Show each line of the data below that has the string "print" in it.

[A block of data]
□ □ □ □ □ □ □

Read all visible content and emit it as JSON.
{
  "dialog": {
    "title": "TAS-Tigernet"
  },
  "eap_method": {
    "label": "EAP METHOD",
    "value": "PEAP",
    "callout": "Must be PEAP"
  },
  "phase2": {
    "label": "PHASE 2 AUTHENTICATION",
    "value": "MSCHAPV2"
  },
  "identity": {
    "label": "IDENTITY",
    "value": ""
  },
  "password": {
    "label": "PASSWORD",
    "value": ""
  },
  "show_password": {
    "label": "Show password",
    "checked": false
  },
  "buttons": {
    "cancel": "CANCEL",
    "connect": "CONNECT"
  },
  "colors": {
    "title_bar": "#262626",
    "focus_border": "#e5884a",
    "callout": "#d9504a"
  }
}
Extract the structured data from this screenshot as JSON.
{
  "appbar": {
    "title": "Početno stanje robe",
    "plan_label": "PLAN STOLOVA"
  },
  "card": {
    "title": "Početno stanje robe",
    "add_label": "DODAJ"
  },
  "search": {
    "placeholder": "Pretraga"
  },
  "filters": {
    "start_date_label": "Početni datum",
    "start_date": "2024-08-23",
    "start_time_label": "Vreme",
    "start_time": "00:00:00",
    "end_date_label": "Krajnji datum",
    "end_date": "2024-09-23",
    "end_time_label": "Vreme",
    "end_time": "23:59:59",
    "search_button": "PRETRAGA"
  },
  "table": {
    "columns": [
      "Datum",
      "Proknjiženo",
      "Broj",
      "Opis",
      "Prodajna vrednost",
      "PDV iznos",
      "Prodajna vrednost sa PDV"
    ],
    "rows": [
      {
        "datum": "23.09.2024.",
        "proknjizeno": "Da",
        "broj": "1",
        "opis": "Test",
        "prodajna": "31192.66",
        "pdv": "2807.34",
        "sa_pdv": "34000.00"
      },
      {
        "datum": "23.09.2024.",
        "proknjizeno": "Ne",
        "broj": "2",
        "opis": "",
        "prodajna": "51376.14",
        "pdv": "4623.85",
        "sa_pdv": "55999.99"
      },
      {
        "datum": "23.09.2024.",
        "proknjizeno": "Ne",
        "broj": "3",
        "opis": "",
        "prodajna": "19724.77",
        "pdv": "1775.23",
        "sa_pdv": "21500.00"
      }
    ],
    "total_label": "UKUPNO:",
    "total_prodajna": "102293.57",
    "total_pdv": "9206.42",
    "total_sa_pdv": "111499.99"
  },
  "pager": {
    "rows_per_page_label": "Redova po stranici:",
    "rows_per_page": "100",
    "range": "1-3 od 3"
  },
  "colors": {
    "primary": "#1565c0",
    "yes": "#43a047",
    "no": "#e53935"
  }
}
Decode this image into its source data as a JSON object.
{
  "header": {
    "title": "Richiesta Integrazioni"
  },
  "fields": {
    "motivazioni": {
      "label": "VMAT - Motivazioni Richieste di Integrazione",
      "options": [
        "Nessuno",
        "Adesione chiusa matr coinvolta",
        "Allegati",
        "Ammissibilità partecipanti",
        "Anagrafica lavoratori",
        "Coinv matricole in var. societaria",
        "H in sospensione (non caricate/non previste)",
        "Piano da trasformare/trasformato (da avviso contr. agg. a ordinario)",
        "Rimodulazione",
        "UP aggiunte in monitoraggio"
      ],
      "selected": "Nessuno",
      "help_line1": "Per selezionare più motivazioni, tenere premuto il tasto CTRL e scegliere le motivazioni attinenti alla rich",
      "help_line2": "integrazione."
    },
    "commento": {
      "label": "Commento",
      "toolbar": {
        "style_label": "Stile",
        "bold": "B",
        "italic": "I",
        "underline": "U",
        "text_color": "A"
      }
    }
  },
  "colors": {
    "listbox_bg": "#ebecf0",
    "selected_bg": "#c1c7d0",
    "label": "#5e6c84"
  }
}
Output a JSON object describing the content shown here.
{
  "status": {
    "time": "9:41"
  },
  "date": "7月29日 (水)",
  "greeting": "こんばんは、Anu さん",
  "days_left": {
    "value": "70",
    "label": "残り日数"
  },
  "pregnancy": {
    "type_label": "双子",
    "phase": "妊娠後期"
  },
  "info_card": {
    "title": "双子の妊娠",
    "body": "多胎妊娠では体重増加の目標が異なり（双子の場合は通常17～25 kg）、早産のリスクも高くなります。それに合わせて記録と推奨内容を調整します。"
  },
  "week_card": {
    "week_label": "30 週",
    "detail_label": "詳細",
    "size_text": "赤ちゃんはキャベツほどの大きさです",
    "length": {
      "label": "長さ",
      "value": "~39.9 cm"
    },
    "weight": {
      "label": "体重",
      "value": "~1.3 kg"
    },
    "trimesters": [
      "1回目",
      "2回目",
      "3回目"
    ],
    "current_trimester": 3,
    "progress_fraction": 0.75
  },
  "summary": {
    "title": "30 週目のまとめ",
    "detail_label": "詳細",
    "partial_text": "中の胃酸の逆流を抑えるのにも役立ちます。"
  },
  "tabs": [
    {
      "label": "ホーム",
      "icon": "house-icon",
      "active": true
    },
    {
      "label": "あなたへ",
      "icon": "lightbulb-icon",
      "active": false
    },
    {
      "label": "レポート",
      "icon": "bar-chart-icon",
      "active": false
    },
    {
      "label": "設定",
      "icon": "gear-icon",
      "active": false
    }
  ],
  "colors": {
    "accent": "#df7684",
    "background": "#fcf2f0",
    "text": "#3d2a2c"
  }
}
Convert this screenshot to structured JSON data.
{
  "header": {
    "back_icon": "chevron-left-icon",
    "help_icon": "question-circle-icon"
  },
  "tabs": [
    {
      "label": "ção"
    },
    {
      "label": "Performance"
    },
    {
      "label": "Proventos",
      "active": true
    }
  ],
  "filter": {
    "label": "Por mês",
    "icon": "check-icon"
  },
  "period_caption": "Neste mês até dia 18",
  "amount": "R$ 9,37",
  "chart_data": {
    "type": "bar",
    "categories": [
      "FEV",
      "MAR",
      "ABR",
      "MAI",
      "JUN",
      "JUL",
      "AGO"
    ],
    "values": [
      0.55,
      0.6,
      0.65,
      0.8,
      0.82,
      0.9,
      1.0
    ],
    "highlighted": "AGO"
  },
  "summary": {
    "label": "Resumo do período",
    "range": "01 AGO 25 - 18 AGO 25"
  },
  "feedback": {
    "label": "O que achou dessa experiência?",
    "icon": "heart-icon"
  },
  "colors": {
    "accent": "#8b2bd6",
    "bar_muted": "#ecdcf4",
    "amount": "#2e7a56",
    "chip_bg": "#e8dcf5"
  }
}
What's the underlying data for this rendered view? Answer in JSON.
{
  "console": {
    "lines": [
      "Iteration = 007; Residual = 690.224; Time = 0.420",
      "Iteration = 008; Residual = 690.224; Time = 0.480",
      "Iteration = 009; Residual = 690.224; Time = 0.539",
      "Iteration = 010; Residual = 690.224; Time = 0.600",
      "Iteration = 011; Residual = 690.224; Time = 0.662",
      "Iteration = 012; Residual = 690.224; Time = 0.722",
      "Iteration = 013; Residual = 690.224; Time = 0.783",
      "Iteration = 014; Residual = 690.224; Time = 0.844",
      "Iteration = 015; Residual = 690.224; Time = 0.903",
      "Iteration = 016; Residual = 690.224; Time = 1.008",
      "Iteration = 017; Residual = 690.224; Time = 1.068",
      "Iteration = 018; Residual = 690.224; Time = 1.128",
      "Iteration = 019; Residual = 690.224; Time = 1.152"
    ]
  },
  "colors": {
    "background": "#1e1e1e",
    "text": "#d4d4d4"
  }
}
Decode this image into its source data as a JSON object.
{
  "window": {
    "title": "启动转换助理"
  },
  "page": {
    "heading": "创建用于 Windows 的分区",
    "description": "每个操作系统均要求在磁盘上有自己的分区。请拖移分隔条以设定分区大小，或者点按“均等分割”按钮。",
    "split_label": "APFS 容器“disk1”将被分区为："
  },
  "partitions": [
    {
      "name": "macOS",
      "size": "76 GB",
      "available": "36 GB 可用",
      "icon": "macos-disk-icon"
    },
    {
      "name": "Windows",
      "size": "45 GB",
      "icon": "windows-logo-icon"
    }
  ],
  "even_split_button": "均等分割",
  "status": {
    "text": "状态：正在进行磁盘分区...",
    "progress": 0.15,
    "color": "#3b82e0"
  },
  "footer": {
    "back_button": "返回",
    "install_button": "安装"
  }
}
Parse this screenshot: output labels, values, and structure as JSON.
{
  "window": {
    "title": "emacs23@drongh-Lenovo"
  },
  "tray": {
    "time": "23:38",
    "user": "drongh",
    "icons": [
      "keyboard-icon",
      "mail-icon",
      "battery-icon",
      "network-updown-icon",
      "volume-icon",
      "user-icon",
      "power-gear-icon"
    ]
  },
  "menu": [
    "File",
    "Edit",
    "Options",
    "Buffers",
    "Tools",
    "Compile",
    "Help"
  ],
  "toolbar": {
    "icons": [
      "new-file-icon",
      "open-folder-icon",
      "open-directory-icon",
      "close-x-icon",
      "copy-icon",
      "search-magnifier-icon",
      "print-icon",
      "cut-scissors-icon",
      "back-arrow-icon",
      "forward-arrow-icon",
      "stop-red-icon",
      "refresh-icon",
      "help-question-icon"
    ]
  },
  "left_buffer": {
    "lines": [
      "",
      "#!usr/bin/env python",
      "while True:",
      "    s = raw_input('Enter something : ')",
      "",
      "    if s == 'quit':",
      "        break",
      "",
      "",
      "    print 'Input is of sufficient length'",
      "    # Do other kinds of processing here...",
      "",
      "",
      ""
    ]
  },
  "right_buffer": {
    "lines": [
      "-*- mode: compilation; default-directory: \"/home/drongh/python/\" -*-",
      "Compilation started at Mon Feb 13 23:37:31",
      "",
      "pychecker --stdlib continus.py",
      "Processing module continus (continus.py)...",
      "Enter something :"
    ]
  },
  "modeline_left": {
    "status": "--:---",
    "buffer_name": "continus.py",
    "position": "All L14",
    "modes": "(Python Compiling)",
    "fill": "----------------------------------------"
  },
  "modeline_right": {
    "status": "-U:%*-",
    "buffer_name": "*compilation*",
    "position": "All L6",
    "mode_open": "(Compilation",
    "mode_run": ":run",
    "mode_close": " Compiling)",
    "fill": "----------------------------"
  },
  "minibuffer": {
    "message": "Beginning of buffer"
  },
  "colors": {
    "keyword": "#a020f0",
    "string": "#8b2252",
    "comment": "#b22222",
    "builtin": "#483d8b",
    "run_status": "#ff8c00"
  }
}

□ □ □ □ □ □ □

TASK SOLUTION:
      "print-icon",
      "    print 'Input is of sufficient length'",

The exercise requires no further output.